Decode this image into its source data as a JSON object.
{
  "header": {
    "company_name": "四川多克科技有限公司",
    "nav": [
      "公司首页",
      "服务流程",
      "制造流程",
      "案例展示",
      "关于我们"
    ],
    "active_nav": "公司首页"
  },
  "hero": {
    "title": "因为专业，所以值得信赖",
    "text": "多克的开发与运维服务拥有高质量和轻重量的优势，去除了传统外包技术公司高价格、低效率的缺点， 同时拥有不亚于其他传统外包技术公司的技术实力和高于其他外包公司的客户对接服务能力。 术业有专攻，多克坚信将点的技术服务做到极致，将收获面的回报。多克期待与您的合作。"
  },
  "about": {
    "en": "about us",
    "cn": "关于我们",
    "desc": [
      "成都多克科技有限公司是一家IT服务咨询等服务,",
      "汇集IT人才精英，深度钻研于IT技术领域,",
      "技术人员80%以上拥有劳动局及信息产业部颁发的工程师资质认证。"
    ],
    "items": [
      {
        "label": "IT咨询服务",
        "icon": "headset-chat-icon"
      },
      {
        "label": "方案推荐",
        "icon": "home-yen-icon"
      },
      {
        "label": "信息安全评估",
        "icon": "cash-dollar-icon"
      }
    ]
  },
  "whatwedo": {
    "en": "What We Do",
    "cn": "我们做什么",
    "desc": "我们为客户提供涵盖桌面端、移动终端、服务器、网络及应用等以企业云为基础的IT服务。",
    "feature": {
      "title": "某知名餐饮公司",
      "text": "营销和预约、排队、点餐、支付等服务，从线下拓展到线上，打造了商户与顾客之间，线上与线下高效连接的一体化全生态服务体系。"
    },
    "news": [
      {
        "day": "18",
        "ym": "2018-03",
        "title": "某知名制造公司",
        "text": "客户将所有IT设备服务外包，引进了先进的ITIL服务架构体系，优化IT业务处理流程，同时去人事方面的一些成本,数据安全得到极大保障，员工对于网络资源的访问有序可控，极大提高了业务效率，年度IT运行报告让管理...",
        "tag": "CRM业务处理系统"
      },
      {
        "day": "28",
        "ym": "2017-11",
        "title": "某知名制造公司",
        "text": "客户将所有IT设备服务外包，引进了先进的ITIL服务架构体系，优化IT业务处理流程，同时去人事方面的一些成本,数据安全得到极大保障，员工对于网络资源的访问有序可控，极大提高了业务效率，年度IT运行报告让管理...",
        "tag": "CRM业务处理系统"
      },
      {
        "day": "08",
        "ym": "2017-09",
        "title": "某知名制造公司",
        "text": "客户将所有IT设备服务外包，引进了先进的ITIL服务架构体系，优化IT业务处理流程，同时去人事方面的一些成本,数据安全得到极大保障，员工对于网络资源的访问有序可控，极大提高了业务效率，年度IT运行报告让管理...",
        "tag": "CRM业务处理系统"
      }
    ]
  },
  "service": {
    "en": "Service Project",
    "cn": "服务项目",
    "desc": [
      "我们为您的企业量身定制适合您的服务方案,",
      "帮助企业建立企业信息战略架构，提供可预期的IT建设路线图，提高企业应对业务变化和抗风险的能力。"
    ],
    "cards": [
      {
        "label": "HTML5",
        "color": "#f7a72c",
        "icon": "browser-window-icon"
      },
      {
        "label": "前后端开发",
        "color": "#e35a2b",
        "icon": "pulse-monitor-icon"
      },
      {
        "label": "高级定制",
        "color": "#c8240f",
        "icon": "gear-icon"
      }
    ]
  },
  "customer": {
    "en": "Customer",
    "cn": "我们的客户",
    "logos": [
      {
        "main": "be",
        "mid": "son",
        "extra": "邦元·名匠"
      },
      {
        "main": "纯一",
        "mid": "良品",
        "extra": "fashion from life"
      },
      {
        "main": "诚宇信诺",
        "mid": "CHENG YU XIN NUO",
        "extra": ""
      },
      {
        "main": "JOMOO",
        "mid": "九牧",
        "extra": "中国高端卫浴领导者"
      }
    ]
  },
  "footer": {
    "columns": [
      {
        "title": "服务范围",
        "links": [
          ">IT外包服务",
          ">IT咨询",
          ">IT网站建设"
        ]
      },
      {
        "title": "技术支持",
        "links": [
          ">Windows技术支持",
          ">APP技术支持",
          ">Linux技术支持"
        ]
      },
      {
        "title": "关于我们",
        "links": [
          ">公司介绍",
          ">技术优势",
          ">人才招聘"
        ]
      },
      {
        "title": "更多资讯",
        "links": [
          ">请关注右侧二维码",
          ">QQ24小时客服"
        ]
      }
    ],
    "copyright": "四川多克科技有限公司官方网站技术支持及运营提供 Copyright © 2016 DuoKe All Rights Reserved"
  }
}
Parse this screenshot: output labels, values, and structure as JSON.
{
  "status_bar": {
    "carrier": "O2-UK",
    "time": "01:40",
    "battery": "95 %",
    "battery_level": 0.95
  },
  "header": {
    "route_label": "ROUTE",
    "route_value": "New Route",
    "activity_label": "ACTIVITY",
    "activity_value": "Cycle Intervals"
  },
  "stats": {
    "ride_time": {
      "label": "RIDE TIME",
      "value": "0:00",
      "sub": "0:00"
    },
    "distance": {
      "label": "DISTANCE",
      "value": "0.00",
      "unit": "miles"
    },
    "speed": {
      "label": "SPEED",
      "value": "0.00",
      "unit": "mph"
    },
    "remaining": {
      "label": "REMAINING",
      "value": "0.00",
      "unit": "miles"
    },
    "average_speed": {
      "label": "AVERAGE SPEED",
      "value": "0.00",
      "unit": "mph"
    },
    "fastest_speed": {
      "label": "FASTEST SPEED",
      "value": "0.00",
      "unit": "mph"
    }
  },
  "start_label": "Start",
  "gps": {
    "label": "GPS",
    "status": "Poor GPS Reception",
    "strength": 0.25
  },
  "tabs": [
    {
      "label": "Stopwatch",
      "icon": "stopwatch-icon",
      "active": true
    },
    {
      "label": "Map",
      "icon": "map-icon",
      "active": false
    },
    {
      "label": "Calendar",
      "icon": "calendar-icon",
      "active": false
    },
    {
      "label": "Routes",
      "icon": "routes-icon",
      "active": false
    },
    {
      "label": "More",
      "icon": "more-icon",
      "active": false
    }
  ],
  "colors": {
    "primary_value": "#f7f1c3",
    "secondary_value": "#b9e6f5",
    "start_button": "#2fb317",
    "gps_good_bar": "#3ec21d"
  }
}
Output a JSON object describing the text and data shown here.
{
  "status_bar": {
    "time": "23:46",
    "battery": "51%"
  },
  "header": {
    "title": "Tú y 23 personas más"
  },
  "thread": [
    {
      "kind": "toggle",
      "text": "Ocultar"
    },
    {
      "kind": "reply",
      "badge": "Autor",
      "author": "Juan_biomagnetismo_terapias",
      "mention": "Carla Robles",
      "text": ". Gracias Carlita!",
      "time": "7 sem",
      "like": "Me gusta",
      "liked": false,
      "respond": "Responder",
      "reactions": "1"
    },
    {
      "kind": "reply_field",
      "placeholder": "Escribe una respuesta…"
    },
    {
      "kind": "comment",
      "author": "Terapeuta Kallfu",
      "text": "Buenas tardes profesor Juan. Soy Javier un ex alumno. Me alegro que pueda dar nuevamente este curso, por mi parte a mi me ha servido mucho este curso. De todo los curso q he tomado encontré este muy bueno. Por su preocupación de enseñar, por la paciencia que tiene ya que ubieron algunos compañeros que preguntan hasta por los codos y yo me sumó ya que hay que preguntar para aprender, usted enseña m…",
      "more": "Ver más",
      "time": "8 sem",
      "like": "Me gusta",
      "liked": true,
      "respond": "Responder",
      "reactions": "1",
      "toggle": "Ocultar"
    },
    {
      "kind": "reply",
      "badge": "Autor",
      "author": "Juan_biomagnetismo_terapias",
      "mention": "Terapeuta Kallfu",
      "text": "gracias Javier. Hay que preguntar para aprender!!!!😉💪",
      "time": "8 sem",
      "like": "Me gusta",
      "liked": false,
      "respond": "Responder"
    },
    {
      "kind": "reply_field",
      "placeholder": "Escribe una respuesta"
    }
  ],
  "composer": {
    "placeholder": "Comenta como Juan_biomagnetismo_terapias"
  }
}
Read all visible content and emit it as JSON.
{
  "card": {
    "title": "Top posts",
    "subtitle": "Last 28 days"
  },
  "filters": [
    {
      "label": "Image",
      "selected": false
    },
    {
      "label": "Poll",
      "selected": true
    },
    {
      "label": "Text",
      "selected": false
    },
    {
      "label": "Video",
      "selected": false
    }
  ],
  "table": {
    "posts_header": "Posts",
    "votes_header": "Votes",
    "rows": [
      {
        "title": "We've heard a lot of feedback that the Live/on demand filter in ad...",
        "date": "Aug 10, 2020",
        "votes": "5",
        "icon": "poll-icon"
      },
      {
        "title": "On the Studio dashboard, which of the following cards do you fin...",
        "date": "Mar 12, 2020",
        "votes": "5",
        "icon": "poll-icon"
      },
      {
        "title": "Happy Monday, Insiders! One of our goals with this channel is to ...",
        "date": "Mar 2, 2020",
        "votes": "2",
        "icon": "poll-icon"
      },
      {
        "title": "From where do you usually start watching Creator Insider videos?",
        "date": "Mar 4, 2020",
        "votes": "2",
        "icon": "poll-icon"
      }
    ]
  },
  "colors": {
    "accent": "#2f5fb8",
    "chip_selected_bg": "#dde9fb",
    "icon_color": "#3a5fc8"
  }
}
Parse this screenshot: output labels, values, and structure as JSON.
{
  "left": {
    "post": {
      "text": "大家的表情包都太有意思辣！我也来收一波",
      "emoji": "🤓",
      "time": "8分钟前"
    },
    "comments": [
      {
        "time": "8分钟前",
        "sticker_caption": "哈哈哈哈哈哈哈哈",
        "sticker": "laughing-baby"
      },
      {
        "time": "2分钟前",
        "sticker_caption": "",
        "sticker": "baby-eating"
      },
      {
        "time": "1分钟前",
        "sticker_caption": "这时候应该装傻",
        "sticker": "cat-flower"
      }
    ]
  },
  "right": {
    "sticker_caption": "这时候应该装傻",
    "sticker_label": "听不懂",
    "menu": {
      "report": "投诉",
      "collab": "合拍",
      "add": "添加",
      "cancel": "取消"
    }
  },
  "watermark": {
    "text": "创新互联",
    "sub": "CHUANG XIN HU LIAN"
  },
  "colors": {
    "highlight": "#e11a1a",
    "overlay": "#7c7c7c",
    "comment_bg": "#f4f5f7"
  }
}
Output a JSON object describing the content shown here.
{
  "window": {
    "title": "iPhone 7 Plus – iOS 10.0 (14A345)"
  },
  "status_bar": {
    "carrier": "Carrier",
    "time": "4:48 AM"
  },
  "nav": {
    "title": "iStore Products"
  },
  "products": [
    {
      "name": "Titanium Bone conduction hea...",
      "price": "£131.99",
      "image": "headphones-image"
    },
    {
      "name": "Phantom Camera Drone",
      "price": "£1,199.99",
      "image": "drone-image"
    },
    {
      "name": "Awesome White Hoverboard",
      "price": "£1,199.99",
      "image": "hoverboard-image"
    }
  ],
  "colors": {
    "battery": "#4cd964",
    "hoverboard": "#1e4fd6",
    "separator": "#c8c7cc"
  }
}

• • •

* _Exercise aim_:
Write out every line of the entries that holds the word "data".

* _Result of the exercise_:
Decode this image into its source data as a JSON object.
Output a JSON object describing the text and data shown here.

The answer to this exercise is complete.